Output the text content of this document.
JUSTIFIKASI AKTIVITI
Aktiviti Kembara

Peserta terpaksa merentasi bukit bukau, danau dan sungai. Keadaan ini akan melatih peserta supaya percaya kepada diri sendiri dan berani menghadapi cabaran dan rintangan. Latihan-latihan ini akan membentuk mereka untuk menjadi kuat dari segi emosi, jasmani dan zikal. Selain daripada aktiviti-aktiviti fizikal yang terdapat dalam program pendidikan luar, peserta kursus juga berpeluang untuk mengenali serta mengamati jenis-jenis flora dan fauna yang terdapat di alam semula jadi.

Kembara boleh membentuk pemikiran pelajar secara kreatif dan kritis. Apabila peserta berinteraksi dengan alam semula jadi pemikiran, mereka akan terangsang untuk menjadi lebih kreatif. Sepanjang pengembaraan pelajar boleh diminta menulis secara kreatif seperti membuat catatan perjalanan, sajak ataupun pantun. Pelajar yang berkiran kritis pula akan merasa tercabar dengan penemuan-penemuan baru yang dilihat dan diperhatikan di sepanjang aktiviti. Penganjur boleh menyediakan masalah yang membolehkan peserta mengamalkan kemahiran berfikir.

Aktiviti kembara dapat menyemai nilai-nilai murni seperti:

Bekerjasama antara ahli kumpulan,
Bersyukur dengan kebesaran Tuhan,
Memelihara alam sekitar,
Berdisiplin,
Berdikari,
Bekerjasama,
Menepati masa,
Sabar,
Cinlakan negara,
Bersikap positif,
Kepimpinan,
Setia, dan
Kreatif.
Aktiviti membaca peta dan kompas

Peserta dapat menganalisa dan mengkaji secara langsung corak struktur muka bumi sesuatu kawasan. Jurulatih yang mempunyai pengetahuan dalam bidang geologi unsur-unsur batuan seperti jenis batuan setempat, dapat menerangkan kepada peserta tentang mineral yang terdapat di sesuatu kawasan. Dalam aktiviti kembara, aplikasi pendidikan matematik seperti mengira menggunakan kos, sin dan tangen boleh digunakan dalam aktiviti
______
## Instructions for the task
Word for word, restate all of the data shown above.

## Result of the exercise
Output the text content of this document.
JUSTIFIKASI AKTIVITI
Aktiviti Kembara

Peserta terpaksa merentasi bukit bukau, danau dan sungai. Keadaan ini akan melatih peserta supaya percaya kepada diri sendiri dan berani menghadapi cabaran dan rintangan. Latihan-latihan ini akan membentuk mereka untuk menjadi kuat dari segi emosi, jasmani dan zikal. Selain daripada aktiviti-aktiviti fizikal yang terdapat dalam program pendidikan luar, peserta kursus juga berpeluang untuk mengenali serta mengamati jenis-jenis flora dan fauna yang terdapat di alam semula jadi.

Kembara boleh membentuk pemikiran pelajar secara kreatif dan kritis. Apabila peserta berinteraksi dengan alam semula jadi pemikiran, mereka akan terangsang untuk menjadi lebih kreatif. Sepanjang pengembaraan pelajar boleh diminta menulis secara kreatif seperti membuat catatan perjalanan, sajak ataupun pantun. Pelajar yang berkiran kritis pula akan merasa tercabar dengan penemuan-penemuan baru yang dilihat dan diperhatikan di sepanjang aktiviti. Penganjur boleh menyediakan masalah yang membolehkan peserta mengamalkan kemahiran berfikir.

Aktiviti kembara dapat menyemai nilai-nilai murni seperti:

Bekerjasama antara ahli kumpulan,
Bersyukur dengan kebesaran Tuhan,
Memelihara alam sekitar,
Berdisiplin,
Berdikari,
Bekerjasama,
Menepati masa,
Sabar,
Cinlakan negara,
Bersikap positif,
Kepimpinan,
Setia, dan
Kreatif.
Aktiviti membaca peta dan kompas

Peserta dapat menganalisa dan mengkaji secara langsung corak struktur muka bumi sesuatu kawasan. Jurulatih yang mempunyai pengetahuan dalam bidang geologi unsur-unsur batuan seperti jenis batuan setempat, dapat menerangkan kepada peserta tentang mineral yang terdapat di sesuatu kawasan. Dalam aktiviti kembara, aplikasi pendidikan matematik seperti mengira menggunakan kos, sin dan tangen boleh digunakan dalam aktiviti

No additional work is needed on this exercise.